Judge: Elaine W. Mandel, Case: 20SMCV00370, Date: 2023-09-29 Tentative Ruling



Case Number: 20SMCV00370    Hearing Date: March 14, 2024    Dept: P

Tentative Ruling

Bru et al. v. Douglas Emmett, Inc. et al., Lead Case No. 20SMCV00370 (and related cases 20STCV14331, 20STCV15442 and 22STCV03650)

Hearing Date March 14, 2023

Defendants Douglas Emmett Management and Barrington Pacific, LLC’s Motions for Summary Adjudication

Douglas Emmett, Inc.’s Motion for Summary Adjudication.

 

These cases arise out of a fire at the Barrington Plaza apartments in which numerous plaintiffs were injured and the Bru plaintiffs’ decedent perished.

 

Defendants Douglas Emmett Management (DEM) and Barrington Pacific (Barrington) move for summary adjudication of plaintiffs’ punitive damages claims in the lead case and related cases 20STCV14331, 20STCV15442 and 22STCV03650, arguing they did not engage in conduct egregious enough to support such damages.

 

Defendant Douglas Emmett, Inc. (DEI) moves separately for summary adjudication of punitive damages, arguing it did not own Barrington Plaza, did not exercise control over its day-to-day operations, and none of its officers, directors or managing agents acted with malice, oppression or fraud sufficient to support a finding of punitive damages.

 

DEM/Barrington Pacific Motion

To recover punitive damages, plaintiff must prove by “clear and convincing evidence” that defendant engaged in malice, oppression or fraud. Cal. Civ. Code §3294. Summary judgment is proper “when no reasonable jury could find the plaintiff’s evidence to be clear and convincing proof of malice, fraud, or oppression.” Butte Fire Cases (2018) 24 Cal.App.5th 1150, 1158.

» Short exercise 1:
According to the tentative ruling, what event gave rise to these cases?
» Short exercise 2:
Continue writing the tentative ruling from the point where it ends.
This material comes from a different source than the tentative ruling.

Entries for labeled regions
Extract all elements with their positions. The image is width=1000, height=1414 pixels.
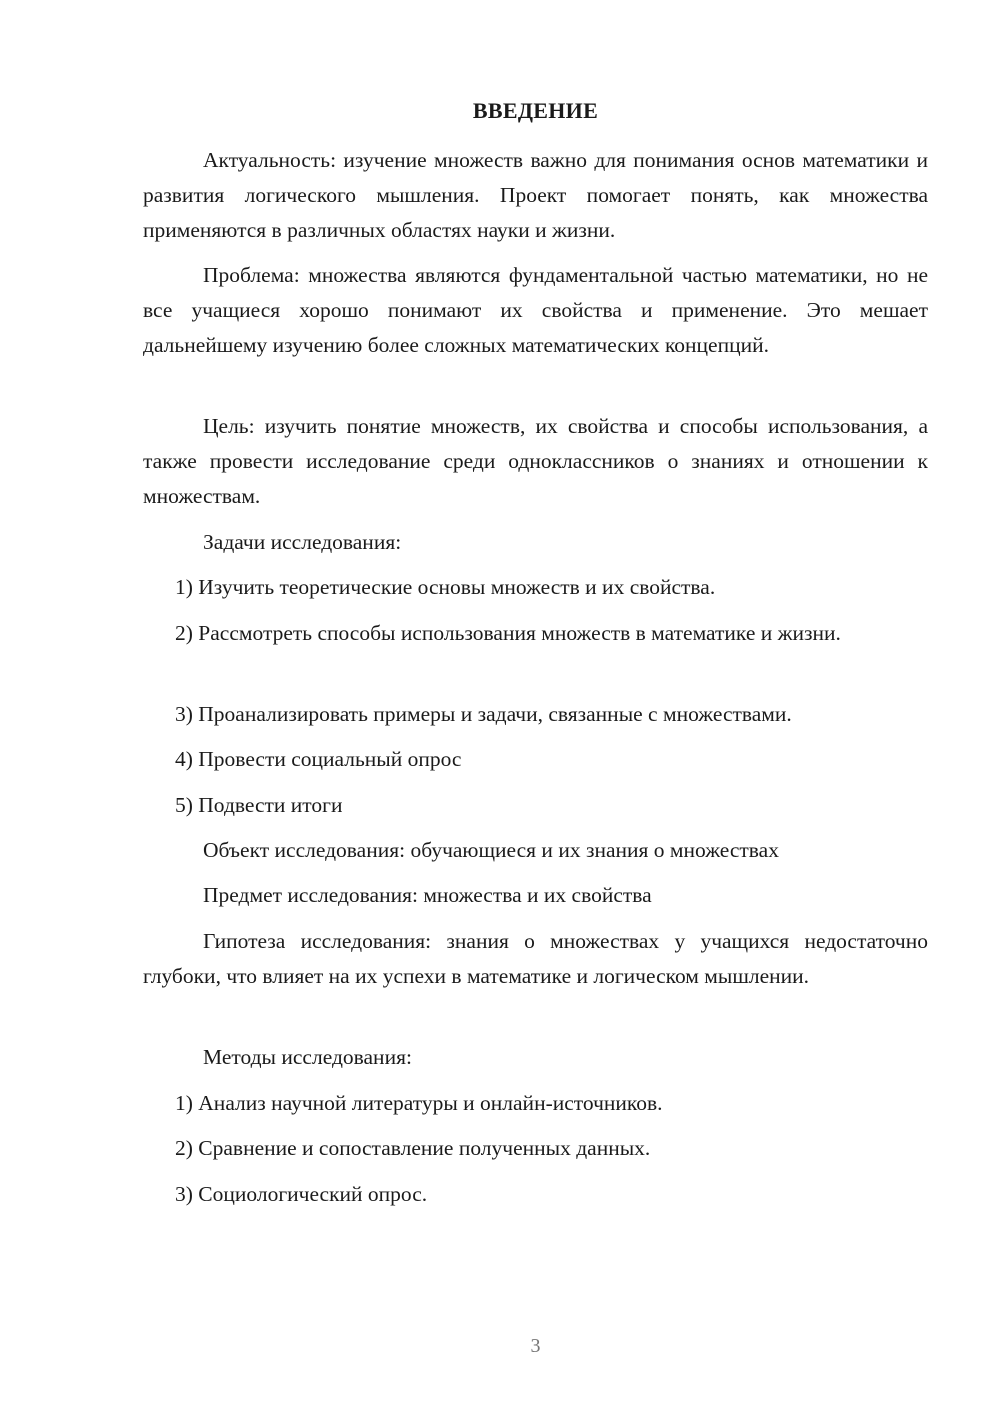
section-heading: ВВЕДЕНИЕ: [472, 98, 599, 123]
task-item: 1) Изучить теоретические основы множеств и их свойства.: [175, 575, 716, 599]
goal-paragraph: Цель: изучить понятие множеств, их свойства и способы использования, а также провести исследование среди одноклассников о знаниях и отношении к множествам.: [143, 414, 928, 508]
task-item: 3) Проанализировать примеры и задачи, связанные с множествами.: [175, 702, 792, 726]
page-number: 3: [530, 1335, 541, 1357]
task-item: 5) Подвести итоги: [175, 793, 343, 817]
method-item: 1) Анализ научной литературы и онлайн-источников.: [175, 1091, 663, 1115]
task-item: 4) Провести социальный опрос: [175, 747, 462, 771]
document-page: [143, 0, 928, 1414]
methods-title: Методы исследования:: [203, 1045, 412, 1069]
problem-paragraph: Проблема: множества являются фундаментальной частью математики, но не все учащиеся хорошо понимают их свойства и применение. Это мешает дальнейшему изучению более сложных математических концепций.: [143, 263, 928, 357]
research-subject: Предмет исследования: множества и их свойства: [203, 883, 652, 907]
tasks-title: Задачи исследования:: [203, 530, 402, 554]
method-item: 2) Сравнение и сопоставление полученных данных.: [175, 1136, 651, 1160]
research-object: Объект исследования: обучающиеся и их знания о множествах: [203, 838, 779, 862]
task-item: 2) Рассмотреть способы использования множеств в математике и жизни.: [175, 621, 841, 645]
relevance-paragraph: Актуальность: изучение множеств важно для понимания основ математики и развития логического мышления. Проект помогает понять, как множества применяются в различных областях науки и жизни.: [143, 148, 928, 242]
hypothesis-paragraph: Гипотеза исследования: знания о множествах у учащихся недостаточно глубоки, что влияет на их успехи в математике и логическом мышлении.: [143, 929, 928, 988]
method-item: 3) Социологический опрос.: [175, 1182, 428, 1206]
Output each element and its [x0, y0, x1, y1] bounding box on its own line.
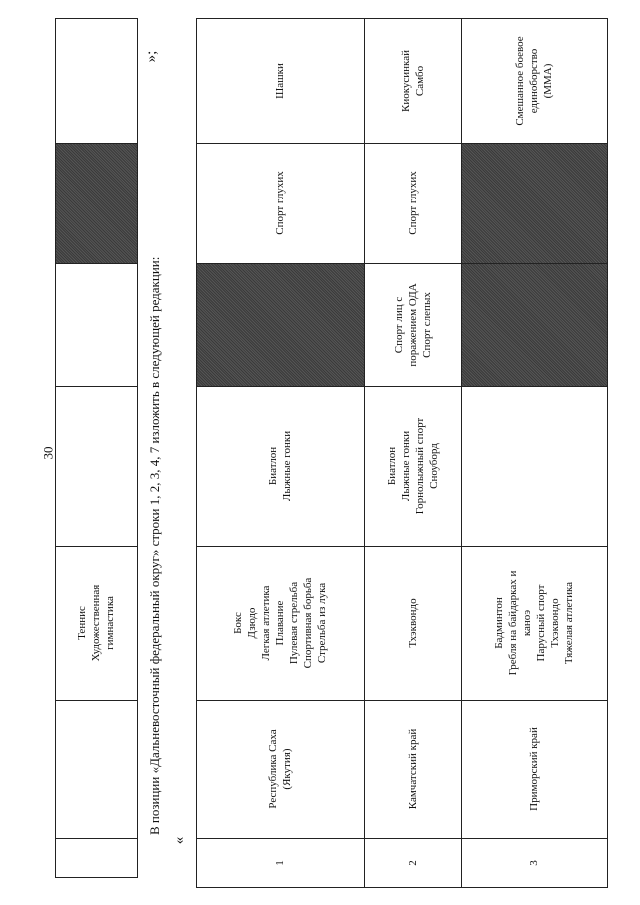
row-number: 3: [528, 860, 540, 866]
other-sports-cell: Киокусинкай Самбо: [400, 49, 426, 113]
row-number: 2: [407, 860, 419, 866]
summer-sports-cell: Тхэквондо: [407, 598, 419, 648]
open-quote: «: [171, 836, 188, 845]
winter-sports-cell: Биатлон Лыжные гонки: [267, 430, 293, 502]
row-number: 1: [274, 860, 286, 866]
deaf-sports-cell: Спорт глухих: [274, 171, 286, 235]
top-table-fragment: [55, 18, 138, 878]
summer-sports-cell: Бокс Дзюдо Легкая атлетика Плавание Пулевая стрельба Спортивная борьба Стрельба из лука: [232, 577, 328, 669]
close-quote: »;: [143, 50, 160, 63]
sports-table: [196, 18, 608, 888]
summer-sports-cell: Бадминтон Гребля на байдарках и каноэ Парусный спорт Тхэквондо Тяжелая атлетика: [493, 570, 575, 676]
region-cell: Приморский край: [528, 727, 540, 811]
shaded-cell: [462, 264, 607, 386]
top-fragment-sports: Теннис Художественная гимнастика: [76, 584, 116, 662]
winter-sports-cell: Биатлон Лыжные гонки Горнолыжный спорт Сноуборд: [386, 417, 440, 515]
other-sports-cell: Смешанное боевое единоборство (ММА): [514, 36, 554, 126]
deaf-sports-cell: Спорт глухих: [407, 171, 419, 235]
instruction-text: В позиции «Дальневосточный федеральный округ» строки 1, 2, 3, 4, 7 изложить в следующей редакции:: [147, 256, 162, 835]
region-cell: Камчатский край: [407, 728, 419, 810]
shaded-cell: [56, 144, 137, 263]
disabled-sports-cell: Спорт лиц с поражением ОДА Спорт слепых: [393, 283, 433, 367]
shaded-cell: [197, 264, 364, 386]
other-sports-cell: Шашки: [274, 63, 286, 99]
page-number: 30: [40, 446, 56, 460]
shaded-cell: [462, 144, 607, 263]
region-cell: Республика Саха (Якутия): [267, 729, 293, 809]
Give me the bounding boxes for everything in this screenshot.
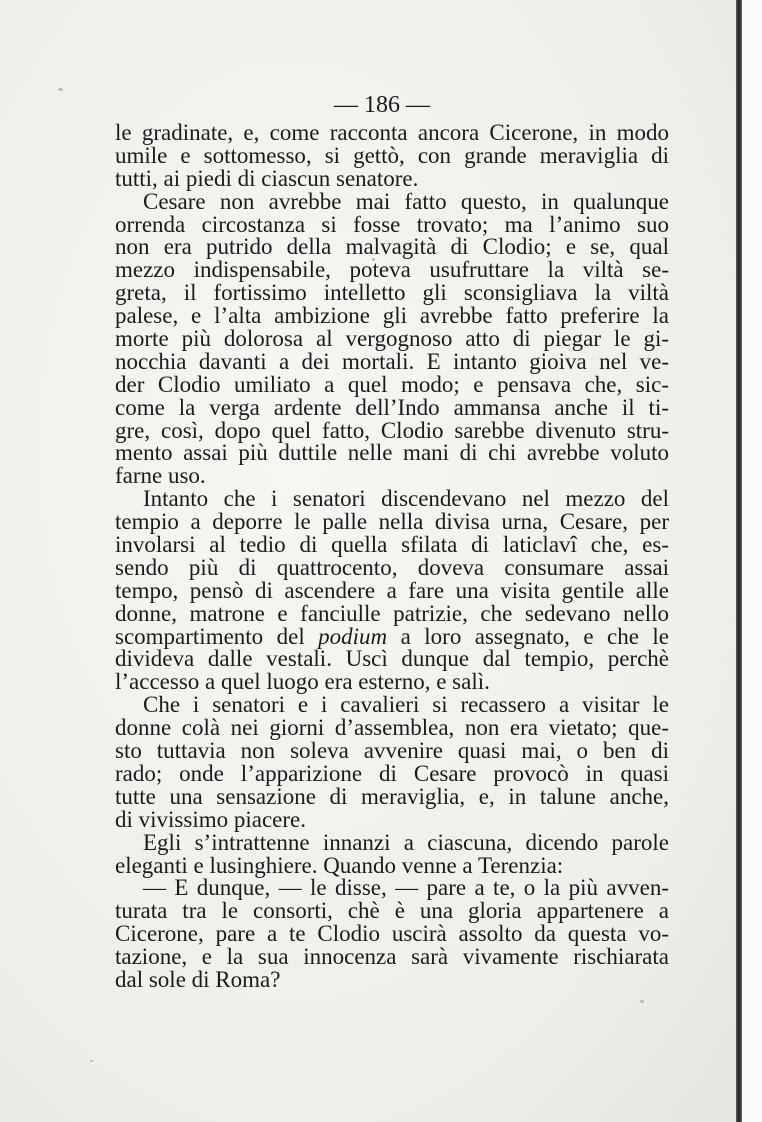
text-line: mezzo indispensabile, poteva usufruttare la viltà se-	[115, 257, 669, 283]
paragraph-first-line: Cesare non avrebbe mai fatto questo, in qualunque	[143, 188, 669, 214]
paragraph-first-line: Egli s’intrattenne innanzi a ciascuna, dicendo parole	[143, 829, 669, 855]
text-line: tempo, pensò di ascendere a fare una visita gentile alle	[115, 577, 669, 603]
scan-margin	[742, 0, 762, 1122]
text-line: le gradinate, e, come racconta ancora Cicerone, in modo	[115, 120, 669, 145]
podium-italic-word: podium	[318, 623, 388, 649]
text-line: greta, il fortissimo intelletto gli sconsigliava la viltà	[115, 280, 669, 306]
paragraph-first-line: Intanto che i senatori discendevano nel mezzo del	[143, 486, 669, 512]
body-text	[115, 122, 669, 992]
text-line: umile e sottomesso, si gettò, con grande meraviglia di	[115, 142, 669, 168]
text-line: eleganti e lusinghiere. Quando venne a Terenzia:	[115, 852, 564, 878]
text-line: tempio a deporre le palle nella divisa urna, Cesare, per	[115, 509, 669, 535]
text-line: di vivissimo piacere.	[115, 806, 306, 832]
text-line: rado; onde l’apparizione di Cesare provocò in quasi	[115, 760, 669, 786]
podium-line-start: scompartimento del	[115, 623, 319, 649]
text-line: der Clodio umiliato a quel modo; e pensava che, sic-	[115, 371, 669, 397]
text-line: turata tra le consorti, chè è una gloria appartenere a	[115, 898, 669, 924]
text-line: l’accesso a quel luogo era esterno, e salì.	[115, 669, 490, 695]
text-line: tutti, ai piedi di ciascun senatore.	[115, 165, 419, 191]
text-line: tutte una sensazione di meraviglia, e, in talune anche,	[115, 783, 669, 809]
text-line: sendo più di quattrocento, doveva consumare assai	[115, 554, 669, 580]
text-line: dividevа dalle vestali. Uscì dunque dal tempio, perchè	[115, 646, 669, 672]
text-line: farne uso.	[115, 463, 206, 489]
paragraph-first-line: Che i senatori e i cavalieri si recassero a visitar le	[143, 692, 669, 718]
text-line-podium	[115, 623, 669, 649]
text-line: gre, così, dopo quel fatto, Clodio sarebbe divenuto stru-	[115, 417, 669, 443]
paper-speck	[58, 88, 63, 91]
dialogue-first-line: — E dunque, — le disse, — pare a te, o la più avven-	[143, 875, 669, 901]
paper-speck	[640, 1000, 644, 1003]
text-line: donne, matrone e fanciulle patrizie, che sedevano nello	[115, 600, 669, 626]
text-line: tazione, e la sua innocenza sarà vivamente rischiarata	[115, 944, 669, 970]
text-line: non era putrido della malvagità di Clodio; e se, qual	[115, 234, 669, 260]
podium-line-end: a loro assegnato, e che le	[387, 623, 669, 649]
text-line: dal sole di Roma?	[115, 966, 281, 992]
text-line: nocchia davanti a dei mortali. E intanto gioiva nel ve-	[115, 348, 669, 374]
text-line: involarsi al tedio di quella sfilata di laticlavî che, es-	[115, 532, 669, 558]
text-line: mento assai più duttile nelle mani di chi avrebbe voluto	[115, 440, 669, 466]
text-line: morte più dolorosa al vergognoso atto di piegar le gi-	[115, 326, 669, 352]
text-line: Cicerone, pare a te Clodio uscirà assolto da questa vo-	[115, 921, 669, 947]
text-line: come la verga ardente dell’Indo ammansa anche il ti-	[115, 394, 669, 420]
text-line: sto tuttavia non soleva avvenire quasi mai, o ben di	[115, 738, 669, 764]
paper-speck	[90, 1060, 93, 1062]
text-line: donne colà nei giorni d’assemblea, non era vietato; que-	[115, 715, 669, 741]
text-line: palese, e l’alta ambizione gli avrebbe fatto preferire la	[115, 303, 669, 329]
page-number-header: — 186 —	[334, 92, 430, 118]
text-line: orrenda circostanza si fosse trovato; ma l’animo suo	[115, 211, 669, 237]
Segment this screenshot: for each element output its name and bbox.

» Written reply 1:
A fire at the Barrington Plaza apartments.

» Written reply 2:
 

DEM managed Barrington Plaza apartments; Barrington owned it. DEM and Barrington argue they undertook extensive efforts to ensure fire safety at Barrington Plaza, including conducting annual fire drills in 2013-2020 through Allied Universal, training property management, staff, security and residents in the use and operation of fire safety systems, maintaining a list of disabled residents who might need extra assistance during a fire, performing annual “regulation 4” testing of fire detection and safety systems, installing self-closing door hinges and low-heat stove burners and implementing regular fire drills. DEM/Barrington Separate Statement of Undisputed Material Facts (DBUMF) 2-10, 14-16, 40, 41, 44-51.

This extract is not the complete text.